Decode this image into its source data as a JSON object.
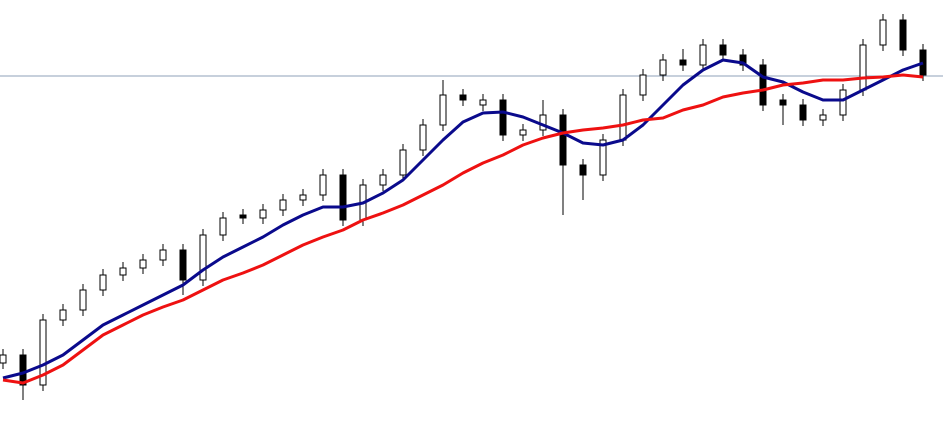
{
  "chart_data": {
    "type": "candlestick",
    "categories": [
      null,
      null,
      null,
      null,
      null,
      null,
      null,
      null,
      null,
      null,
      null,
      null,
      null,
      null,
      null,
      null,
      null,
      null,
      null,
      null,
      null,
      null,
      null,
      null,
      null,
      null,
      null,
      null,
      null,
      null,
      null,
      null,
      null,
      null,
      null,
      null,
      null,
      null,
      null,
      null,
      null,
      null,
      null,
      null,
      null,
      null,
      null
    ],
    "open": [
      62,
      70,
      40,
      105,
      115,
      135,
      150,
      157,
      165,
      175,
      145,
      190,
      210,
      207,
      215,
      225,
      230,
      250,
      205,
      240,
      250,
      275,
      300,
      330,
      320,
      325,
      290,
      295,
      310,
      260,
      250,
      285,
      330,
      350,
      365,
      360,
      380,
      370,
      360,
      325,
      320,
      305,
      310,
      335,
      380,
      405,
      375
    ],
    "high": [
      76,
      76,
      111,
      121,
      141,
      156,
      163,
      171,
      181,
      181,
      196,
      213,
      216,
      221,
      231,
      236,
      256,
      256,
      246,
      256,
      281,
      306,
      345,
      336,
      331,
      331,
      301,
      325,
      316,
      266,
      291,
      336,
      356,
      371,
      376,
      386,
      386,
      376,
      366,
      331,
      326,
      316,
      341,
      386,
      411,
      411,
      381
    ],
    "low": [
      56,
      25,
      34,
      99,
      109,
      129,
      144,
      151,
      159,
      130,
      139,
      184,
      201,
      201,
      209,
      219,
      224,
      199,
      199,
      234,
      244,
      269,
      294,
      319,
      314,
      284,
      284,
      289,
      210,
      225,
      244,
      279,
      324,
      344,
      354,
      354,
      364,
      354,
      314,
      300,
      299,
      299,
      304,
      329,
      374,
      369,
      344
    ],
    "close": [
      70,
      40,
      105,
      115,
      135,
      150,
      157,
      165,
      175,
      145,
      190,
      207,
      207,
      215,
      225,
      230,
      250,
      205,
      240,
      250,
      275,
      300,
      330,
      325,
      325,
      290,
      295,
      310,
      260,
      250,
      285,
      330,
      350,
      365,
      360,
      380,
      370,
      360,
      320,
      320,
      305,
      310,
      335,
      380,
      405,
      375,
      350
    ],
    "candle_color": "#000000",
    "up_fill": "#ffffff",
    "down_fill": "#000000",
    "series": [
      {
        "color": "#0a0a8c",
        "values": [
          47,
          52,
          60,
          70,
          85,
          100,
          110,
          120,
          130,
          140,
          155,
          168,
          178,
          188,
          200,
          210,
          218,
          218,
          222,
          232,
          245,
          265,
          285,
          303,
          312,
          313,
          308,
          300,
          292,
          282,
          280,
          285,
          300,
          320,
          340,
          355,
          365,
          362,
          348,
          343,
          333,
          325,
          325,
          335,
          345,
          355,
          362
        ]
      },
      {
        "color": "#ee1111",
        "values": [
          45,
          42,
          50,
          60,
          75,
          90,
          100,
          110,
          118,
          125,
          135,
          145,
          152,
          160,
          170,
          180,
          188,
          195,
          205,
          212,
          220,
          230,
          240,
          252,
          262,
          270,
          280,
          287,
          292,
          295,
          297,
          300,
          305,
          307,
          315,
          320,
          328,
          332,
          335,
          340,
          342,
          345,
          345,
          347,
          348,
          350,
          348
        ]
      }
    ],
    "hline": 349,
    "hline_color": "#8fa2b8",
    "ylim": [
      0,
      425
    ]
  }
}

──────

◆ Stated exercise
In your copy, leave out the pictures and reproduce the material above exactly.

◆ Solution to the exercise
Decode this image into its source data as a JSON object.
{
  "chart_data": {
    "type": "candlestick",
    "categories": [
      null,
      null,
      null,
      null,
      null,
      null,
      null,
      null,
      null,
      null,
      null,
      null,
      null,
      null,
      null,
      null,
      null,
      null,
      null,
      null,
      null,
      null,
      null,
      null,
      null,
      null,
      null,
      null,
      null,
      null,
      null,
      null,
      null,
      null,
      null,
      null,
      null,
      null,
      null,
      null,
      null,
      null,
      null,
      null,
      null,
      null,
      null
    ],
    "open": [
      62,
      70,
      40,
      105,
      115,
      135,
      150,
      157,
      165,
      175,
      145,
      190,
      210,
      207,
      215,
      225,
      230,
      250,
      205,
      240,
      250,
      275,
      300,
      330,
      320,
      325,
      290,
      295,
      310,
      260,
      250,
      285,
      330,
      350,
      365,
      360,
      380,
      370,
      360,
      325,
      320,
      305,
      310,
      335,
      380,
      405,
      375
    ],
    "high": [
      76,
      76,
      111,
      121,
      141,
      156,
      163,
      171,
      181,
      181,
      196,
      213,
      216,
      221,
      231,
      236,
      256,
      256,
      246,
      256,
      281,
      306,
      345,
      336,
      331,
      331,
      301,
      325,
      316,
      266,
      291,
      336,
      356,
      371,
      376,
      386,
      386,
      376,
      366,
      331,
      326,
      316,
      341,
      386,
      411,
      411,
      381
    ],
    "low": [
      56,
      25,
      34,
      99,
      109,
      129,
      144,
      151,
      159,
      130,
      139,
      184,
      201,
      201,
      209,
      219,
      224,
      199,
      199,
      234,
      244,
      269,
      294,
      319,
      314,
      284,
      284,
      289,
      210,
      225,
      244,
      279,
      324,
      344,
      354,
      354,
      364,
      354,
      314,
      300,
      299,
      299,
      304,
      329,
      374,
      369,
      344
    ],
    "close": [
      70,
      40,
      105,
      115,
      135,
      150,
      157,
      165,
      175,
      145,
      190,
      207,
      207,
      215,
      225,
      230,
      250,
      205,
      240,
      250,
      275,
      300,
      330,
      325,
      325,
      290,
      295,
      310,
      260,
      250,
      285,
      330,
      350,
      365,
      360,
      380,
      370,
      360,
      320,
      320,
      305,
      310,
      335,
      380,
      405,
      375,
      350
    ],
    "candle_color": "#000000",
    "up_fill": "#ffffff",
    "down_fill": "#000000",
    "series": [
      {
        "color": "#0a0a8c",
        "values": [
          47,
          52,
          60,
          70,
          85,
          100,
          110,
          120,
          130,
          140,
          155,
          168,
          178,
          188,
          200,
          210,
          218,
          218,
          222,
          232,
          245,
          265,
          285,
          303,
          312,
          313,
          308,
          300,
          292,
          282,
          280,
          285,
          300,
          320,
          340,
          355,
          365,
          362,
          348,
          343,
          333,
          325,
          325,
          335,
          345,
          355,
          362
        ]
      },
      {
        "color": "#ee1111",
        "values": [
          45,
          42,
          50,
          60,
          75,
          90,
          100,
          110,
          118,
          125,
          135,
          145,
          152,
          160,
          170,
          180,
          188,
          195,
          205,
          212,
          220,
          230,
          240,
          252,
          262,
          270,
          280,
          287,
          292,
          295,
          297,
          300,
          305,
          307,
          315,
          320,
          328,
          332,
          335,
          340,
          342,
          345,
          345,
          347,
          348,
          350,
          348
        ]
      }
    ],
    "hline": 349,
    "hline_color": "#8fa2b8",
    "ylim": [
      0,
      425
    ]
  }
}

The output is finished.